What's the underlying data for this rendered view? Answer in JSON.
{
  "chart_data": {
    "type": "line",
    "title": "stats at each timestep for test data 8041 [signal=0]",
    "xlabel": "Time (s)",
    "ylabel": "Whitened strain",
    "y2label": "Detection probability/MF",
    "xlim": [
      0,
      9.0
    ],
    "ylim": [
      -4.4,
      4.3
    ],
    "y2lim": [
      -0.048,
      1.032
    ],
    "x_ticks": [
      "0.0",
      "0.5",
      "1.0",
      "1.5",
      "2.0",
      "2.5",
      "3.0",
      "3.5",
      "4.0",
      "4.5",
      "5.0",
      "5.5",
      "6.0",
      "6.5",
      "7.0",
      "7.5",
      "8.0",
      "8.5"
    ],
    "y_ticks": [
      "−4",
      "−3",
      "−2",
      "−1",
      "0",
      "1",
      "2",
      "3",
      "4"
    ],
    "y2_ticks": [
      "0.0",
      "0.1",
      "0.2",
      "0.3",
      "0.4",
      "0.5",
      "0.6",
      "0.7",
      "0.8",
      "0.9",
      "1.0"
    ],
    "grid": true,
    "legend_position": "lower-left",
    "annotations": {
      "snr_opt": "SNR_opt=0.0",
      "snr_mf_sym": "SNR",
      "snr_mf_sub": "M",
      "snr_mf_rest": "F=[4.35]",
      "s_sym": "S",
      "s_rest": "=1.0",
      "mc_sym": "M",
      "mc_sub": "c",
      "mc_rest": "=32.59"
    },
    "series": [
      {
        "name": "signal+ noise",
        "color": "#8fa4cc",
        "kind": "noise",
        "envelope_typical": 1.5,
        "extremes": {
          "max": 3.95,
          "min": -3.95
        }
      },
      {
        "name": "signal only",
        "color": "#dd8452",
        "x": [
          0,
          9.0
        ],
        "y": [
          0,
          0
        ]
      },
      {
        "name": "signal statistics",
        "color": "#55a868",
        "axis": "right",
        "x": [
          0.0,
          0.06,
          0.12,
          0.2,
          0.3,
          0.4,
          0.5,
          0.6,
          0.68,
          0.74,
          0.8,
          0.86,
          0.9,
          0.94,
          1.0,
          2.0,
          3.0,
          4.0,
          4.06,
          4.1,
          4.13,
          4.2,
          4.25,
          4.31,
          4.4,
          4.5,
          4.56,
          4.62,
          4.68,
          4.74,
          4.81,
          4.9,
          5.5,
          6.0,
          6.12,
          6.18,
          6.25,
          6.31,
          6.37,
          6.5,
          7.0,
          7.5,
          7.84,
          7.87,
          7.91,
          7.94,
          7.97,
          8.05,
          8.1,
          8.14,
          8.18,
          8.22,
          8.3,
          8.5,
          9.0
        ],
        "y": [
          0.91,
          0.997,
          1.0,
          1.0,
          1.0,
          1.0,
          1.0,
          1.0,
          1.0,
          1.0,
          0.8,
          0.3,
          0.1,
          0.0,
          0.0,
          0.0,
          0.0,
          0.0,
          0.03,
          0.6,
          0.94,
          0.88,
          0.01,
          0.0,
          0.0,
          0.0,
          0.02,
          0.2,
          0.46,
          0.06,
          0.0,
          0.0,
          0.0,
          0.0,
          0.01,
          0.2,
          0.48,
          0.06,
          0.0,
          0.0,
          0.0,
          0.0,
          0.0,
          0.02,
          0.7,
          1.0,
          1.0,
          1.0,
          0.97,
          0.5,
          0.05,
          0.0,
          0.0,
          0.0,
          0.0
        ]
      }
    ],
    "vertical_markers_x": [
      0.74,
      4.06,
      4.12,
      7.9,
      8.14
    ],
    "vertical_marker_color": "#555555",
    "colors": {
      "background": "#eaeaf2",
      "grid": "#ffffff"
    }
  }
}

* _Work required_
Copy every record exactly, with nothing added or dropped.

* _Final answer_
What's the underlying data for this rendered view? Answer in JSON.
{
  "chart_data": {
    "type": "line",
    "title": "stats at each timestep for test data 8041 [signal=0]",
    "xlabel": "Time (s)",
    "ylabel": "Whitened strain",
    "y2label": "Detection probability/MF",
    "xlim": [
      0,
      9.0
    ],
    "ylim": [
      -4.4,
      4.3
    ],
    "y2lim": [
      -0.048,
      1.032
    ],
    "x_ticks": [
      "0.0",
      "0.5",
      "1.0",
      "1.5",
      "2.0",
      "2.5",
      "3.0",
      "3.5",
      "4.0",
      "4.5",
      "5.0",
      "5.5",
      "6.0",
      "6.5",
      "7.0",
      "7.5",
      "8.0",
      "8.5"
    ],
    "y_ticks": [
      "−4",
      "−3",
      "−2",
      "−1",
      "0",
      "1",
      "2",
      "3",
      "4"
    ],
    "y2_ticks": [
      "0.0",
      "0.1",
      "0.2",
      "0.3",
      "0.4",
      "0.5",
      "0.6",
      "0.7",
      "0.8",
      "0.9",
      "1.0"
    ],
    "grid": true,
    "legend_position": "lower-left",
    "annotations": {
      "snr_opt": "SNR_opt=0.0",
      "snr_mf_sym": "SNR",
      "snr_mf_sub": "M",
      "snr_mf_rest": "F=[4.35]",
      "s_sym": "S",
      "s_rest": "=1.0",
      "mc_sym": "M",
      "mc_sub": "c",
      "mc_rest": "=32.59"
    },
    "series": [
      {
        "name": "signal+ noise",
        "color": "#8fa4cc",
        "kind": "noise",
        "envelope_typical": 1.5,
        "extremes": {
          "max": 3.95,
          "min": -3.95
        }
      },
      {
        "name": "signal only",
        "color": "#dd8452",
        "x": [
          0,
          9.0
        ],
        "y": [
          0,
          0
        ]
      },
      {
        "name": "signal statistics",
        "color": "#55a868",
        "axis": "right",
        "x": [
          0.0,
          0.06,
          0.12,
          0.2,
          0.3,
          0.4,
          0.5,
          0.6,
          0.68,
          0.74,
          0.8,
          0.86,
          0.9,
          0.94,
          1.0,
          2.0,
          3.0,
          4.0,
          4.06,
          4.1,
          4.13,
          4.2,
          4.25,
          4.31,
          4.4,
          4.5,
          4.56,
          4.62,
          4.68,
          4.74,
          4.81,
          4.9,
          5.5,
          6.0,
          6.12,
          6.18,
          6.25,
          6.31,
          6.37,
          6.5,
          7.0,
          7.5,
          7.84,
          7.87,
          7.91,
          7.94,
          7.97,
          8.05,
          8.1,
          8.14,
          8.18,
          8.22,
          8.3,
          8.5,
          9.0
        ],
        "y": [
          0.91,
          0.997,
          1.0,
          1.0,
          1.0,
          1.0,
          1.0,
          1.0,
          1.0,
          1.0,
          0.8,
          0.3,
          0.1,
          0.0,
          0.0,
          0.0,
          0.0,
          0.0,
          0.03,
          0.6,
          0.94,
          0.88,
          0.01,
          0.0,
          0.0,
          0.0,
          0.02,
          0.2,
          0.46,
          0.06,
          0.0,
          0.0,
          0.0,
          0.0,
          0.01,
          0.2,
          0.48,
          0.06,
          0.0,
          0.0,
          0.0,
          0.0,
          0.0,
          0.02,
          0.7,
          1.0,
          1.0,
          1.0,
          0.97,
          0.5,
          0.05,
          0.0,
          0.0,
          0.0,
          0.0
        ]
      }
    ],
    "vertical_markers_x": [
      0.74,
      4.06,
      4.12,
      7.9,
      8.14
    ],
    "vertical_marker_color": "#555555",
    "colors": {
      "background": "#eaeaf2",
      "grid": "#ffffff"
    }
  }
}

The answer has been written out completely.